_DESCRIPTION OF THE TASK_:
Transcribe every entry word for word. Skip the pictures.

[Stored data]
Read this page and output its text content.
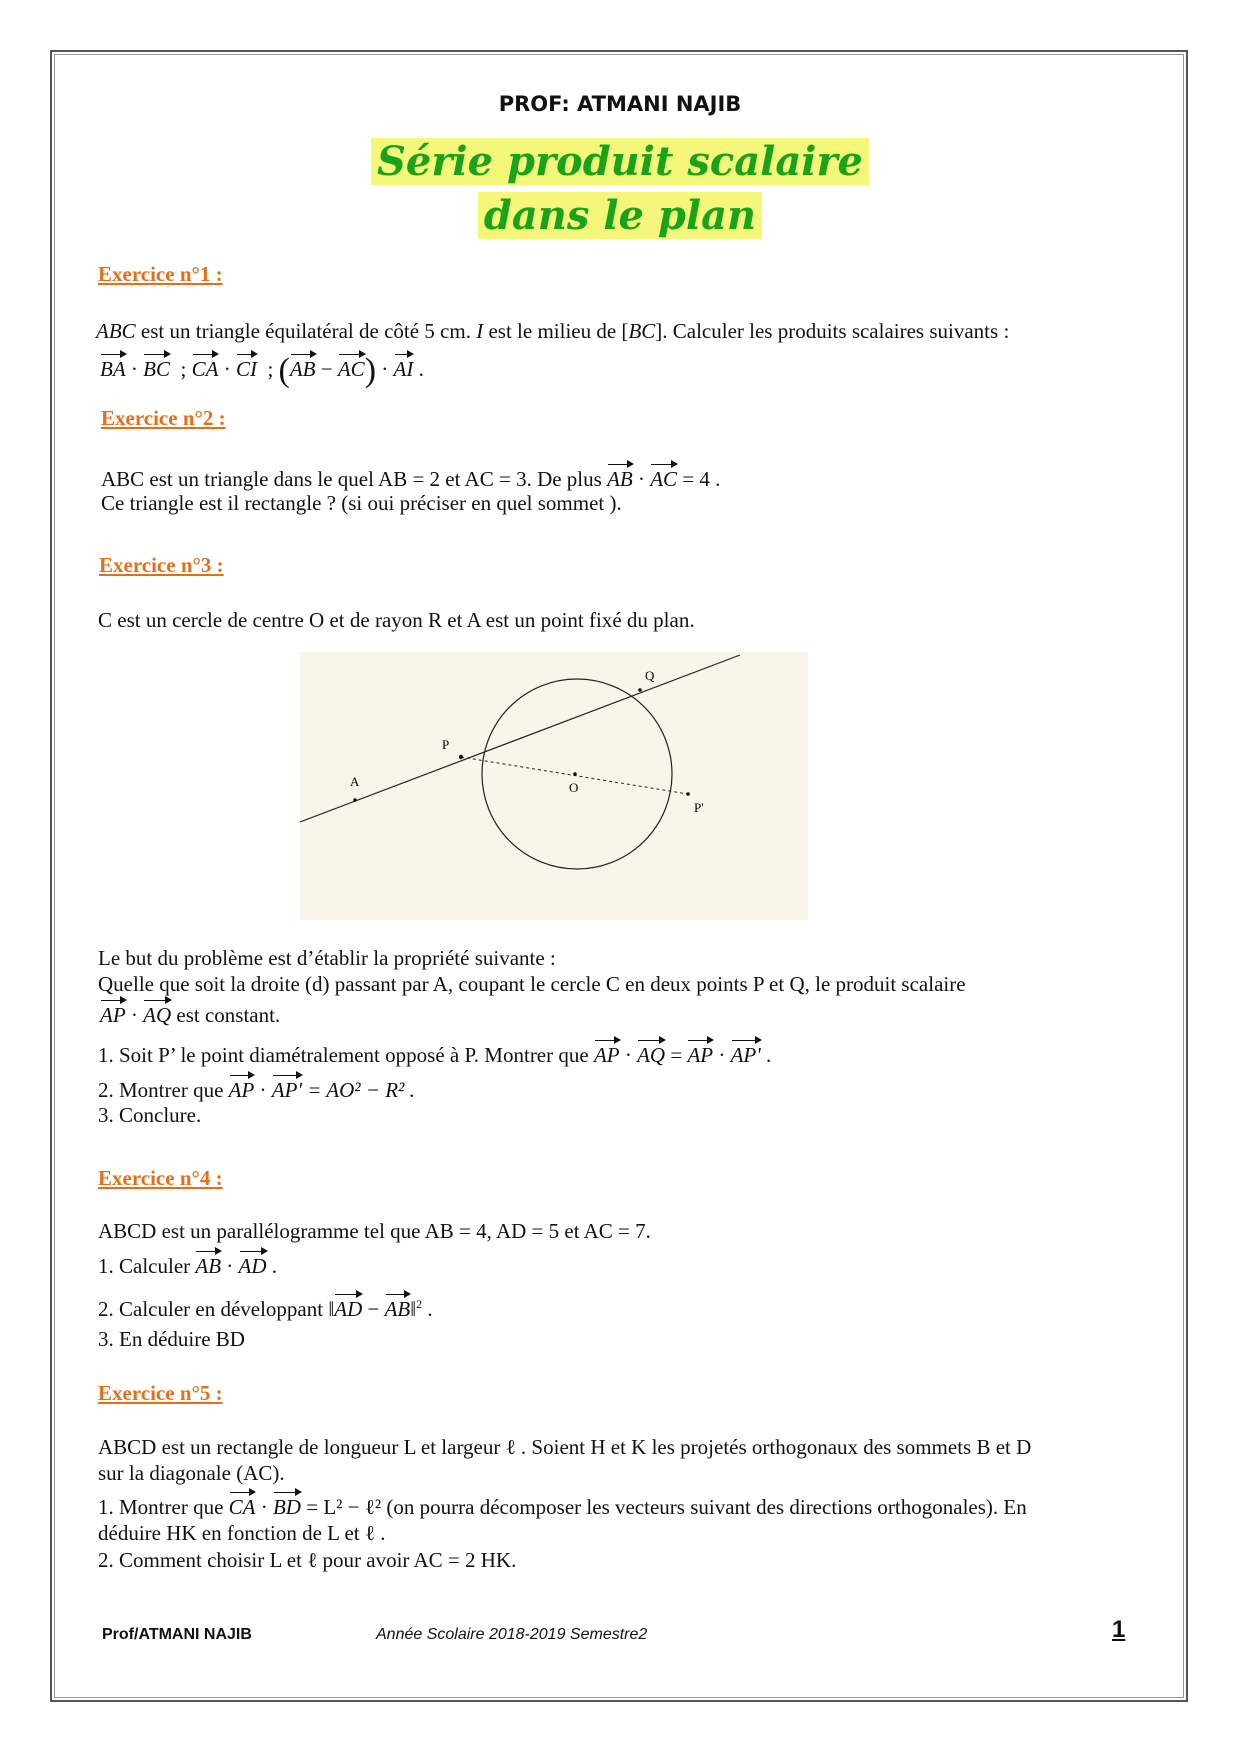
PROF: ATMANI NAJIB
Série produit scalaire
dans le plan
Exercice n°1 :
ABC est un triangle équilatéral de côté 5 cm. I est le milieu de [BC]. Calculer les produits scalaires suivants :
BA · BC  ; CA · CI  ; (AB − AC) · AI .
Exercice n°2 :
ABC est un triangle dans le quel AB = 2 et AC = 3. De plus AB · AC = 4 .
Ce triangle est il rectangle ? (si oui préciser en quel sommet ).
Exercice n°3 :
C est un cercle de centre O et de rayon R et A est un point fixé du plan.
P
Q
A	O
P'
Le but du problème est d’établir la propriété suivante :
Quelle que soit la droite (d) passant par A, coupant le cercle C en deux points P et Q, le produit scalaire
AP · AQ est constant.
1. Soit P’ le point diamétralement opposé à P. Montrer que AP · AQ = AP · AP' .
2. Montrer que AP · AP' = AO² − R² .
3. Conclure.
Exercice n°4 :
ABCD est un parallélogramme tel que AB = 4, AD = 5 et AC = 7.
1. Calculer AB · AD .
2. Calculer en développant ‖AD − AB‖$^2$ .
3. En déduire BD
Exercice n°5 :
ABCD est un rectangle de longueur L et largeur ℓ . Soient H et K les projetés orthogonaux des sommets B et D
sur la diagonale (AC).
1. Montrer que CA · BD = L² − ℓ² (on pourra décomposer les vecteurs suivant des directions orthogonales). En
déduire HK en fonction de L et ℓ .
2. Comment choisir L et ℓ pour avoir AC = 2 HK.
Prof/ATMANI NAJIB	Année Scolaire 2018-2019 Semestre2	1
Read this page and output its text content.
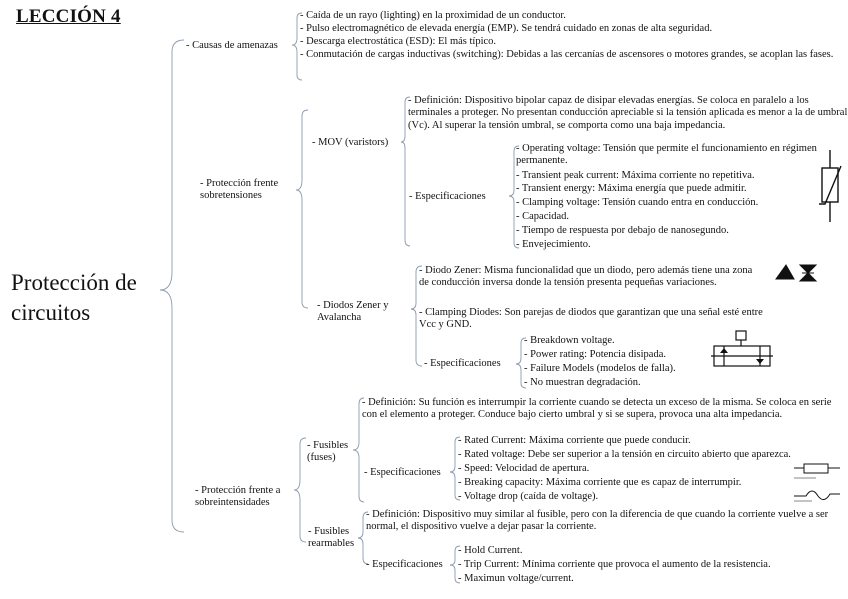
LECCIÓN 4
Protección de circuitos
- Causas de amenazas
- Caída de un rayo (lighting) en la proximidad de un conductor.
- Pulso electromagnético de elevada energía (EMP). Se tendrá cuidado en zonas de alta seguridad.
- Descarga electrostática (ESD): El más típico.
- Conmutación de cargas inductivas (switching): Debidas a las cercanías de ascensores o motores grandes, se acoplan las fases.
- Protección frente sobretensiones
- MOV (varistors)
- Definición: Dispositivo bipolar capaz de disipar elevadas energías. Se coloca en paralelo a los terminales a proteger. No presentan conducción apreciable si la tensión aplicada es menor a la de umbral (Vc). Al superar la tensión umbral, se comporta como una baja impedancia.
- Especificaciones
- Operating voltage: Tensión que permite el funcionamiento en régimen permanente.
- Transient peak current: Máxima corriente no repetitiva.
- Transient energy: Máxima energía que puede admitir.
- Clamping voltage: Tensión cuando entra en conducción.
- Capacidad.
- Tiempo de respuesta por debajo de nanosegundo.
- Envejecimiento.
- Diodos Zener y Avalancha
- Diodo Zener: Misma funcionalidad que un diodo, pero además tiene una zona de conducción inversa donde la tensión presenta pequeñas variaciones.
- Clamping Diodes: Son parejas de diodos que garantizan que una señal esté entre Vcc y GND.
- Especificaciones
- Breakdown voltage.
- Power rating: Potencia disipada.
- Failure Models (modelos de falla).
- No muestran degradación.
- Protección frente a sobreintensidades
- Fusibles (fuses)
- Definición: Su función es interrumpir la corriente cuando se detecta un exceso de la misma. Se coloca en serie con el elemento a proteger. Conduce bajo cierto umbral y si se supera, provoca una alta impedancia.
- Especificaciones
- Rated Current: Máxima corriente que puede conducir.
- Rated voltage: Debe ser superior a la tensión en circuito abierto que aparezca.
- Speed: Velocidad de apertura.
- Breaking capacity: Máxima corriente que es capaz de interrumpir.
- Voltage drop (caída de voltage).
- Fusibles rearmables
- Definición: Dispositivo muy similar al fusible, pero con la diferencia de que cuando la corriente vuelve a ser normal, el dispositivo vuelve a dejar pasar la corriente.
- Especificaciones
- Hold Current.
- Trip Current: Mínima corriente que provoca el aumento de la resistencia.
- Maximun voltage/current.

_COMPLETE ANSWER_:
Read this page and output its text content.
PROF: ATMANI NAJIB
Série produit scalaire
dans le plan
Exercice n°1 :
ABC est un triangle équilatéral de côté 5 cm. I est le milieu de [BC]. Calculer les produits scalaires suivants :
BA · BC  ; CA · CI  ; (AB − AC) · AI .
Exercice n°2 :
ABC est un triangle dans le quel AB = 2 et AC = 3. De plus AB · AC = 4 .
Ce triangle est il rectangle ? (si oui préciser en quel sommet ).
Exercice n°3 :
C est un cercle de centre O et de rayon R et A est un point fixé du plan.
P
Q
A	O
P'
Le but du problème est d’établir la propriété suivante :
Quelle que soit la droite (d) passant par A, coupant le cercle C en deux points P et Q, le produit scalaire
AP · AQ est constant.
1. Soit P’ le point diamétralement opposé à P. Montrer que AP · AQ = AP · AP' .
2. Montrer que AP · AP' = AO² − R² .
3. Conclure.
Exercice n°4 :
ABCD est un parallélogramme tel que AB = 4, AD = 5 et AC = 7.
1. Calculer AB · AD .
2. Calculer en développant ‖AD − AB‖$^2$ .
3. En déduire BD
Exercice n°5 :
ABCD est un rectangle de longueur L et largeur ℓ . Soient H et K les projetés orthogonaux des sommets B et D
sur la diagonale (AC).
1. Montrer que CA · BD = L² − ℓ² (on pourra décomposer les vecteurs suivant des directions orthogonales). En
déduire HK en fonction de L et ℓ .
2. Comment choisir L et ℓ pour avoir AC = 2 HK.
Prof/ATMANI NAJIB	Année Scolaire 2018-2019 Semestre2	1
Read this page and output its text content.
LECCIÓN 4
Protección de circuitos
- Causas de amenazas
- Caída de un rayo (lighting) en la proximidad de un conductor.
- Pulso electromagnético de elevada energía (EMP). Se tendrá cuidado en zonas de alta seguridad.
- Descarga electrostática (ESD): El más típico.
- Conmutación de cargas inductivas (switching): Debidas a las cercanías de ascensores o motores grandes, se acoplan las fases.
- Protección frente sobretensiones
- MOV (varistors)
- Definición: Dispositivo bipolar capaz de disipar elevadas energías. Se coloca en paralelo a los terminales a proteger. No presentan conducción apreciable si la tensión aplicada es menor a la de umbral (Vc). Al superar la tensión umbral, se comporta como una baja impedancia.
- Especificaciones
- Operating voltage: Tensión que permite el funcionamiento en régimen permanente.
- Transient peak current: Máxima corriente no repetitiva.
- Transient energy: Máxima energía que puede admitir.
- Clamping voltage: Tensión cuando entra en conducción.
- Capacidad.
- Tiempo de respuesta por debajo de nanosegundo.
- Envejecimiento.
- Diodos Zener y Avalancha
- Diodo Zener: Misma funcionalidad que un diodo, pero además tiene una zona de conducción inversa donde la tensión presenta pequeñas variaciones.
- Clamping Diodes: Son parejas de diodos que garantizan que una señal esté entre Vcc y GND.
- Especificaciones
- Breakdown voltage.
- Power rating: Potencia disipada.
- Failure Models (modelos de falla).
- No muestran degradación.
- Protección frente a sobreintensidades
- Fusibles (fuses)
- Definición: Su función es interrumpir la corriente cuando se detecta un exceso de la misma. Se coloca en serie con el elemento a proteger. Conduce bajo cierto umbral y si se supera, provoca una alta impedancia.
- Especificaciones
- Rated Current: Máxima corriente que puede conducir.
- Rated voltage: Debe ser superior a la tensión en circuito abierto que aparezca.
- Speed: Velocidad de apertura.
- Breaking capacity: Máxima corriente que es capaz de interrumpir.
- Voltage drop (caída de voltage).
- Fusibles rearmables
- Definición: Dispositivo muy similar al fusible, pero con la diferencia de que cuando la corriente vuelve a ser normal, el dispositivo vuelve a dejar pasar la corriente.
- Especificaciones
- Hold Current.
- Trip Current: Mínima corriente que provoca el aumento de la resistencia.
- Maximun voltage/current.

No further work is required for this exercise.